--- START OF Dataset excerpts ---

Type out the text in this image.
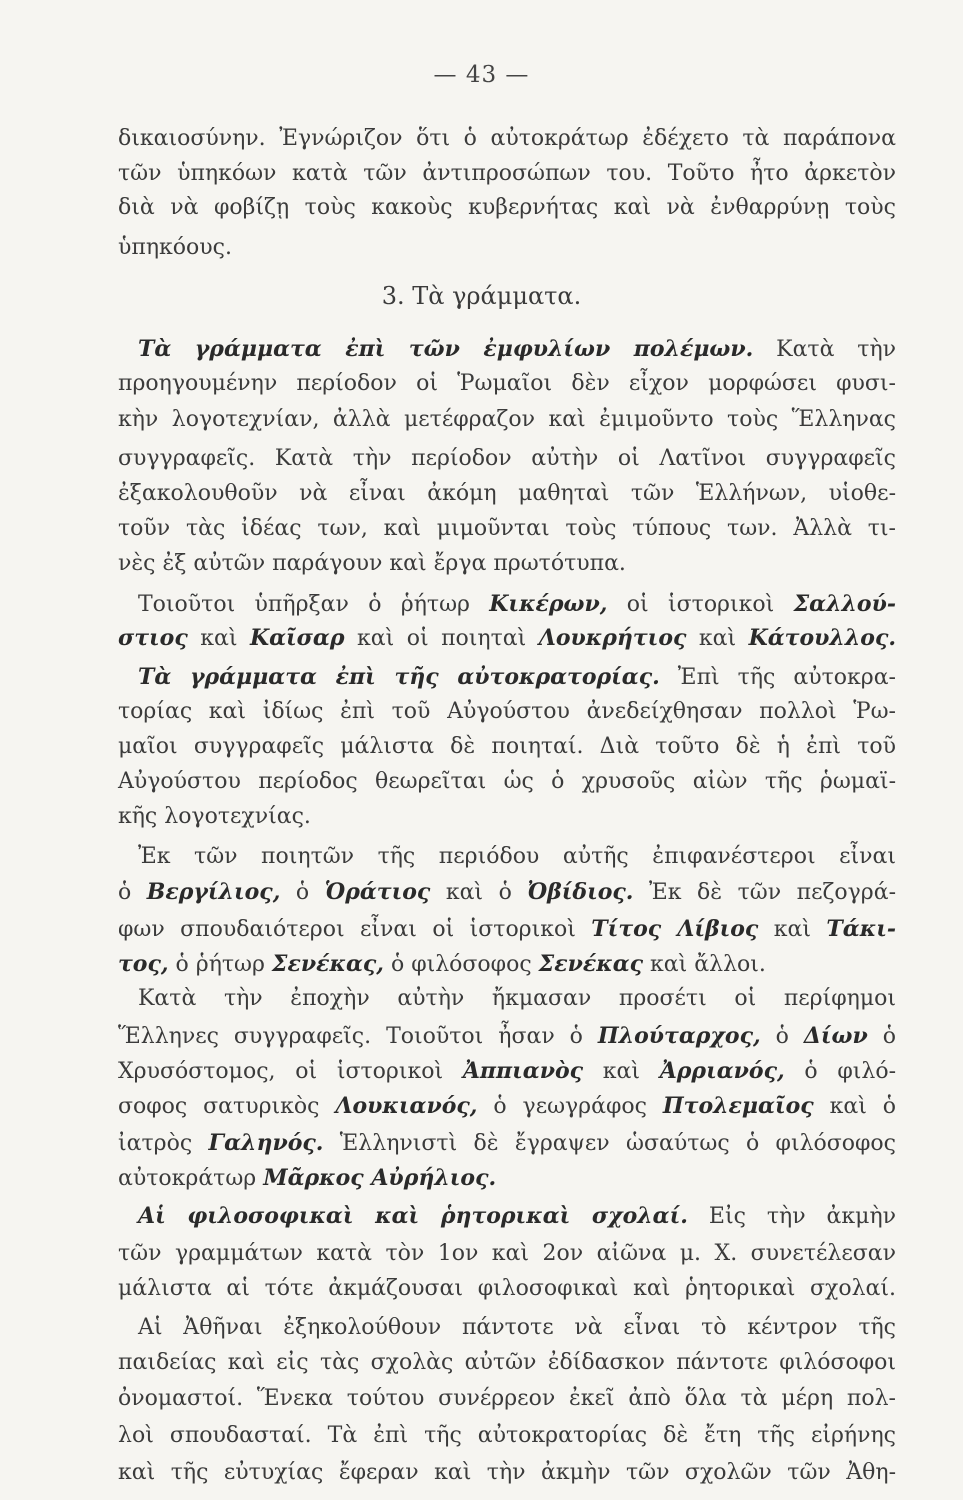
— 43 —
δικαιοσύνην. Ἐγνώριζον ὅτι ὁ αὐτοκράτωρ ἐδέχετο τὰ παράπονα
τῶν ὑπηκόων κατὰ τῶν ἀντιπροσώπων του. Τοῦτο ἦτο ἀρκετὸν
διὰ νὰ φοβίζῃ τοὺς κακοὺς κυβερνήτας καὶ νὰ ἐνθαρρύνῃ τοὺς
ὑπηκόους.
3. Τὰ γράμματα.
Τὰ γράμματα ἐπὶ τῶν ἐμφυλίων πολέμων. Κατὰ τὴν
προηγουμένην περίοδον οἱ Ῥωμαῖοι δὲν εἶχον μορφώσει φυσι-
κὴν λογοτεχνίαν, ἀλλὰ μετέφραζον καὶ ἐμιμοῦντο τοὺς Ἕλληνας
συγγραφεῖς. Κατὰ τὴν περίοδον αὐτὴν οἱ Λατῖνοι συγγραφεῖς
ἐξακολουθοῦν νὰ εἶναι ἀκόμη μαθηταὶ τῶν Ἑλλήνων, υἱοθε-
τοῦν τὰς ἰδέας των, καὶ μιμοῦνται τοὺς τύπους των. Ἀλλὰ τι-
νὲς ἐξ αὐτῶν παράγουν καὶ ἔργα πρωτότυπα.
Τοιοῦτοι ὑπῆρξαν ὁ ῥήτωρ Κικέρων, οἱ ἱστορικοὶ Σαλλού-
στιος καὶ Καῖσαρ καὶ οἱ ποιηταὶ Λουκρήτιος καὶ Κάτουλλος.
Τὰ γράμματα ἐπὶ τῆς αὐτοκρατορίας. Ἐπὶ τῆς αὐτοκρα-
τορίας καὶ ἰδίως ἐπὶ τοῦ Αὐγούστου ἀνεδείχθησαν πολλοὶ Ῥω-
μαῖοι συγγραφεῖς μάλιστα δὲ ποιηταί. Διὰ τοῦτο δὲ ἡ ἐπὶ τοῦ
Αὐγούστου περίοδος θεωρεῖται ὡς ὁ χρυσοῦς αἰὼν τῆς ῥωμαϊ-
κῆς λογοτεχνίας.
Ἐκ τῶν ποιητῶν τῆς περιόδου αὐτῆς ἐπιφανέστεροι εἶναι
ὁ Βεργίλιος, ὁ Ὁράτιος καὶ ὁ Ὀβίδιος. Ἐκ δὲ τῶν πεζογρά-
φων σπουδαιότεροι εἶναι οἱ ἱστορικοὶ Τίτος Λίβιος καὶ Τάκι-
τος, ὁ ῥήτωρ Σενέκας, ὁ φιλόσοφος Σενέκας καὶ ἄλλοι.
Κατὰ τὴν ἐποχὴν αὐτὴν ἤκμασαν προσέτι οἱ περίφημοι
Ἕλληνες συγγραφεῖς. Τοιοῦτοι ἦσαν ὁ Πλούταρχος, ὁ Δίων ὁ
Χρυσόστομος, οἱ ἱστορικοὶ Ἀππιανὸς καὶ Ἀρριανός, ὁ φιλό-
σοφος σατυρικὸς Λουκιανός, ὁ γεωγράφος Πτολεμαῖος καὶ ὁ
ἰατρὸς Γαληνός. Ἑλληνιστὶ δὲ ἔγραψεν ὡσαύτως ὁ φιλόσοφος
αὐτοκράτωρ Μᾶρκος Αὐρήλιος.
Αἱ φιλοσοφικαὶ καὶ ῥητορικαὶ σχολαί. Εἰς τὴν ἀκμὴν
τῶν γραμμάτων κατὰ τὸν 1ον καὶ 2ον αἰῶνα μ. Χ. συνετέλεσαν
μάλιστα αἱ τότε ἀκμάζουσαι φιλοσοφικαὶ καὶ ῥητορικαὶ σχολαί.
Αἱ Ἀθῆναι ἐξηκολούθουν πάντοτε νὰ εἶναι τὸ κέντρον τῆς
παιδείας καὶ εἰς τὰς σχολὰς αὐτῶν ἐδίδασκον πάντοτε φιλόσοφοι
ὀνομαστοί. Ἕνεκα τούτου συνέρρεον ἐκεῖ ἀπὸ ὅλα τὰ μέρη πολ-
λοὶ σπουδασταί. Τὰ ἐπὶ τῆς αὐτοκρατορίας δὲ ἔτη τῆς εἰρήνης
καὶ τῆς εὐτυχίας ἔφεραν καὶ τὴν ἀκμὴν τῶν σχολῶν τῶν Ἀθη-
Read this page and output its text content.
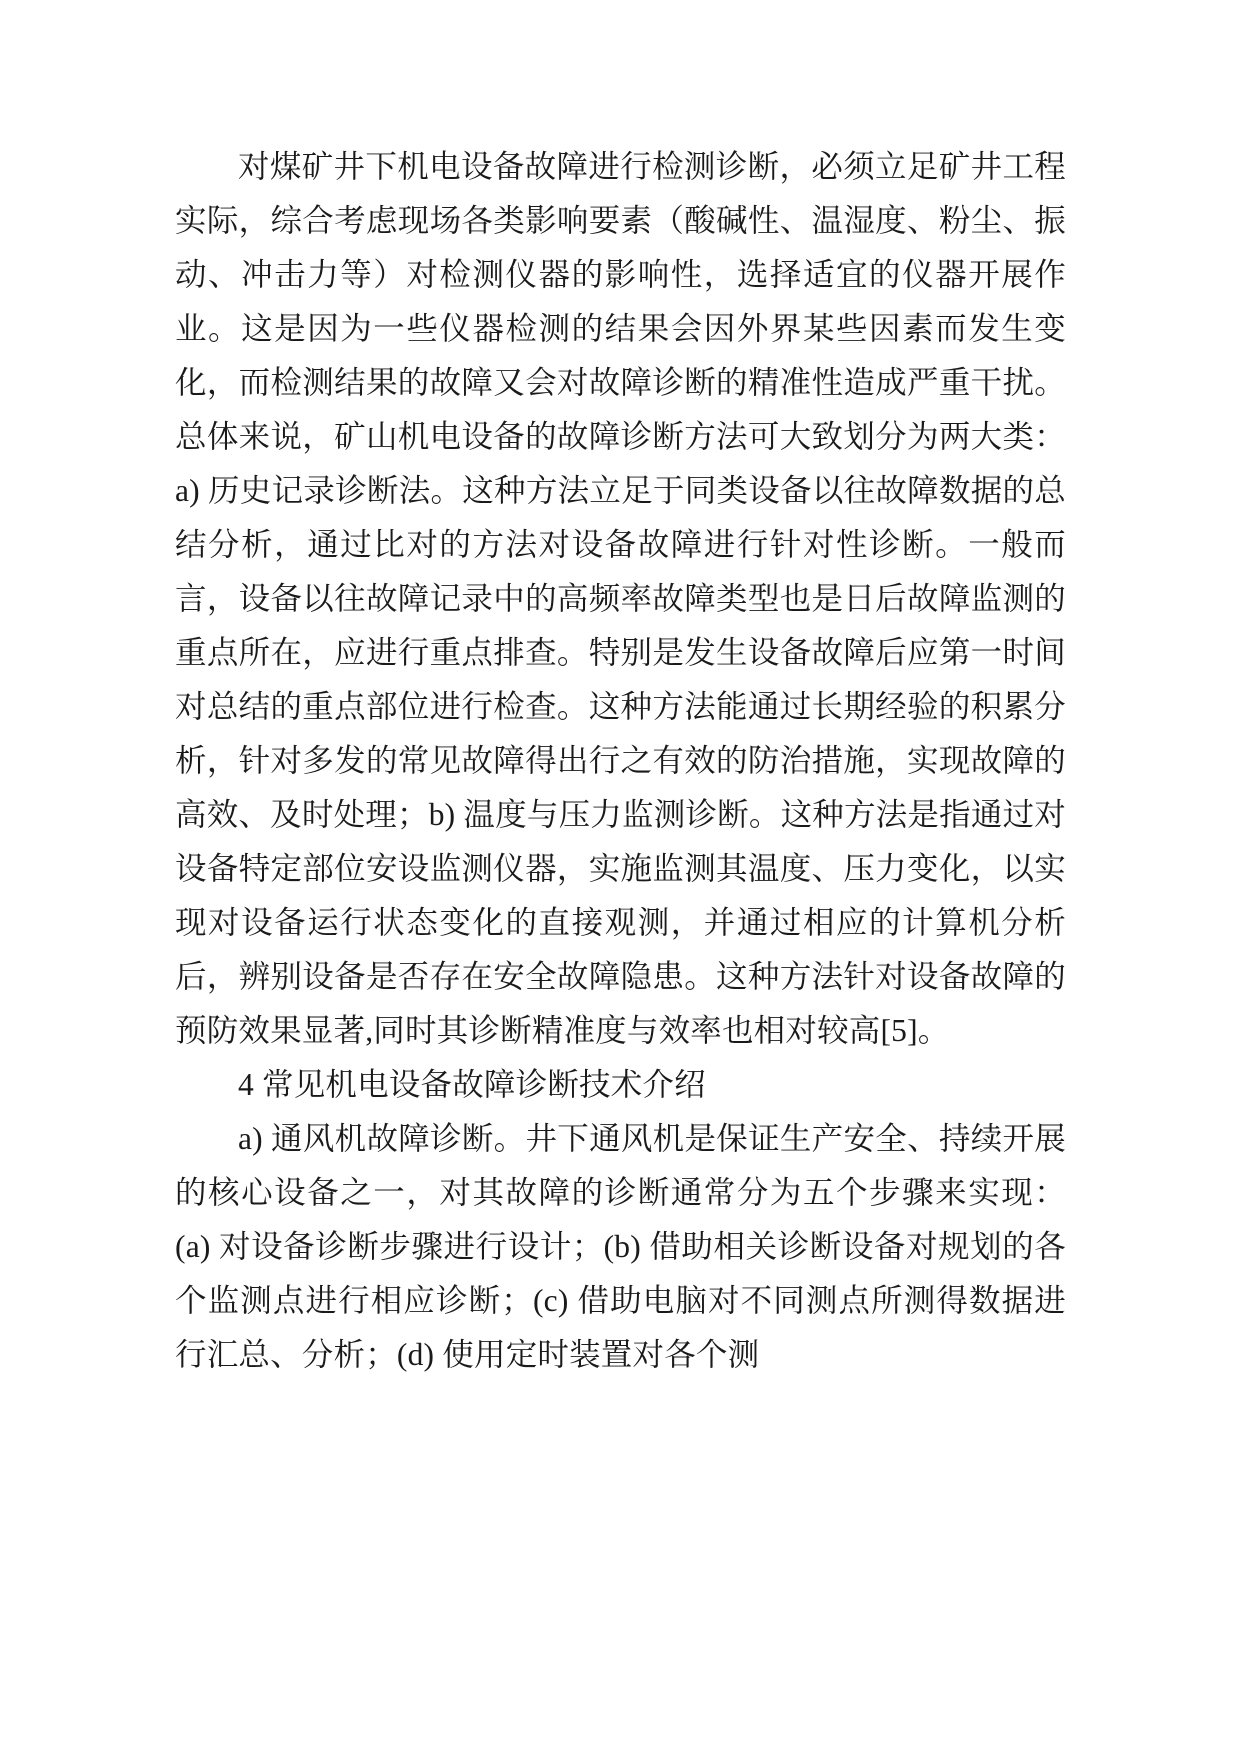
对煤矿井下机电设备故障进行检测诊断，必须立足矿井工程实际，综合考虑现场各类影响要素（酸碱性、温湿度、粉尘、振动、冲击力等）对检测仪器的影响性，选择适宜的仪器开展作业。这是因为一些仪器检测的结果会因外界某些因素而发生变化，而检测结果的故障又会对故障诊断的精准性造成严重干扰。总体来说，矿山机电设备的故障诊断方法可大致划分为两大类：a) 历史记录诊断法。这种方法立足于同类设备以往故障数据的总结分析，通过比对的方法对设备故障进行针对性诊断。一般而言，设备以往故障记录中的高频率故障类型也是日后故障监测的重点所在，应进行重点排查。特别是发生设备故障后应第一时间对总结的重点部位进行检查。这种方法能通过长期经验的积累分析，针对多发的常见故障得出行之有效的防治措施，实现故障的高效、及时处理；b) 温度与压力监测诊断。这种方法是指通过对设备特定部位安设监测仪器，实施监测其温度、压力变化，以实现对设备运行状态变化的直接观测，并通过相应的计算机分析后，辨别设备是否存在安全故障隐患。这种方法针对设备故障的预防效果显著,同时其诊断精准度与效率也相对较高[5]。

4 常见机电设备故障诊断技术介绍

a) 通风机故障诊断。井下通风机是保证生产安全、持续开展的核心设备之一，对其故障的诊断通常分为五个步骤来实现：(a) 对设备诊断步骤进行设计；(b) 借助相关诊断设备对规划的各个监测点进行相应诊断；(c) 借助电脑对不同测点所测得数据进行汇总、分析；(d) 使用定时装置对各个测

--- END OF Dataset excerpts ---

## [Aim]
Omit every image. Quote each record exactly.

## [Problem solution]
Type out the text in this image.
— 43 —
δικαιοσύνην. Ἐγνώριζον ὅτι ὁ αὐτοκράτωρ ἐδέχετο τὰ παράπονα
τῶν ὑπηκόων κατὰ τῶν ἀντιπροσώπων του. Τοῦτο ἦτο ἀρκετὸν
διὰ νὰ φοβίζῃ τοὺς κακοὺς κυβερνήτας καὶ νὰ ἐνθαρρύνῃ τοὺς
ὑπηκόους.
3. Τὰ γράμματα.
Τὰ γράμματα ἐπὶ τῶν ἐμφυλίων πολέμων. Κατὰ τὴν
προηγουμένην περίοδον οἱ Ῥωμαῖοι δὲν εἶχον μορφώσει φυσι-
κὴν λογοτεχνίαν, ἀλλὰ μετέφραζον καὶ ἐμιμοῦντο τοὺς Ἕλληνας
συγγραφεῖς. Κατὰ τὴν περίοδον αὐτὴν οἱ Λατῖνοι συγγραφεῖς
ἐξακολουθοῦν νὰ εἶναι ἀκόμη μαθηταὶ τῶν Ἑλλήνων, υἱοθε-
τοῦν τὰς ἰδέας των, καὶ μιμοῦνται τοὺς τύπους των. Ἀλλὰ τι-
νὲς ἐξ αὐτῶν παράγουν καὶ ἔργα πρωτότυπα.
Τοιοῦτοι ὑπῆρξαν ὁ ῥήτωρ Κικέρων, οἱ ἱστορικοὶ Σαλλού-
στιος καὶ Καῖσαρ καὶ οἱ ποιηταὶ Λουκρήτιος καὶ Κάτουλλος.
Τὰ γράμματα ἐπὶ τῆς αὐτοκρατορίας. Ἐπὶ τῆς αὐτοκρα-
τορίας καὶ ἰδίως ἐπὶ τοῦ Αὐγούστου ἀνεδείχθησαν πολλοὶ Ῥω-
μαῖοι συγγραφεῖς μάλιστα δὲ ποιηταί. Διὰ τοῦτο δὲ ἡ ἐπὶ τοῦ
Αὐγούστου περίοδος θεωρεῖται ὡς ὁ χρυσοῦς αἰὼν τῆς ῥωμαϊ-
κῆς λογοτεχνίας.
Ἐκ τῶν ποιητῶν τῆς περιόδου αὐτῆς ἐπιφανέστεροι εἶναι
ὁ Βεργίλιος, ὁ Ὁράτιος καὶ ὁ Ὀβίδιος. Ἐκ δὲ τῶν πεζογρά-
φων σπουδαιότεροι εἶναι οἱ ἱστορικοὶ Τίτος Λίβιος καὶ Τάκι-
τος, ὁ ῥήτωρ Σενέκας, ὁ φιλόσοφος Σενέκας καὶ ἄλλοι.
Κατὰ τὴν ἐποχὴν αὐτὴν ἤκμασαν προσέτι οἱ περίφημοι
Ἕλληνες συγγραφεῖς. Τοιοῦτοι ἦσαν ὁ Πλούταρχος, ὁ Δίων ὁ
Χρυσόστομος, οἱ ἱστορικοὶ Ἀππιανὸς καὶ Ἀρριανός, ὁ φιλό-
σοφος σατυρικὸς Λουκιανός, ὁ γεωγράφος Πτολεμαῖος καὶ ὁ
ἰατρὸς Γαληνός. Ἑλληνιστὶ δὲ ἔγραψεν ὡσαύτως ὁ φιλόσοφος
αὐτοκράτωρ Μᾶρκος Αὐρήλιος.
Αἱ φιλοσοφικαὶ καὶ ῥητορικαὶ σχολαί. Εἰς τὴν ἀκμὴν
τῶν γραμμάτων κατὰ τὸν 1ον καὶ 2ον αἰῶνα μ. Χ. συνετέλεσαν
μάλιστα αἱ τότε ἀκμάζουσαι φιλοσοφικαὶ καὶ ῥητορικαὶ σχολαί.
Αἱ Ἀθῆναι ἐξηκολούθουν πάντοτε νὰ εἶναι τὸ κέντρον τῆς
παιδείας καὶ εἰς τὰς σχολὰς αὐτῶν ἐδίδασκον πάντοτε φιλόσοφοι
ὀνομαστοί. Ἕνεκα τούτου συνέρρεον ἐκεῖ ἀπὸ ὅλα τὰ μέρη πολ-
λοὶ σπουδασταί. Τὰ ἐπὶ τῆς αὐτοκρατορίας δὲ ἔτη τῆς εἰρήνης
καὶ τῆς εὐτυχίας ἔφεραν καὶ τὴν ἀκμὴν τῶν σχολῶν τῶν Ἀθη-
Read this page and output its text content.
对煤矿井下机电设备故障进行检测诊断，必须立足矿井工程实际，综合考虑现场各类影响要素（酸碱性、温湿度、粉尘、振动、冲击力等）对检测仪器的影响性，选择适宜的仪器开展作业。这是因为一些仪器检测的结果会因外界某些因素而发生变化，而检测结果的故障又会对故障诊断的精准性造成严重干扰。总体来说，矿山机电设备的故障诊断方法可大致划分为两大类：a) 历史记录诊断法。这种方法立足于同类设备以往故障数据的总结分析，通过比对的方法对设备故障进行针对性诊断。一般而言，设备以往故障记录中的高频率故障类型也是日后故障监测的重点所在，应进行重点排查。特别是发生设备故障后应第一时间对总结的重点部位进行检查。这种方法能通过长期经验的积累分析，针对多发的常见故障得出行之有效的防治措施，实现故障的高效、及时处理；b) 温度与压力监测诊断。这种方法是指通过对设备特定部位安设监测仪器，实施监测其温度、压力变化，以实现对设备运行状态变化的直接观测，并通过相应的计算机分析后，辨别设备是否存在安全故障隐患。这种方法针对设备故障的预防效果显著,同时其诊断精准度与效率也相对较高[5]。

4 常见机电设备故障诊断技术介绍

a) 通风机故障诊断。井下通风机是保证生产安全、持续开展的核心设备之一，对其故障的诊断通常分为五个步骤来实现：(a) 对设备诊断步骤进行设计；(b) 借助相关诊断设备对规划的各个监测点进行相应诊断；(c) 借助电脑对不同测点所测得数据进行汇总、分析；(d) 使用定时装置对各个测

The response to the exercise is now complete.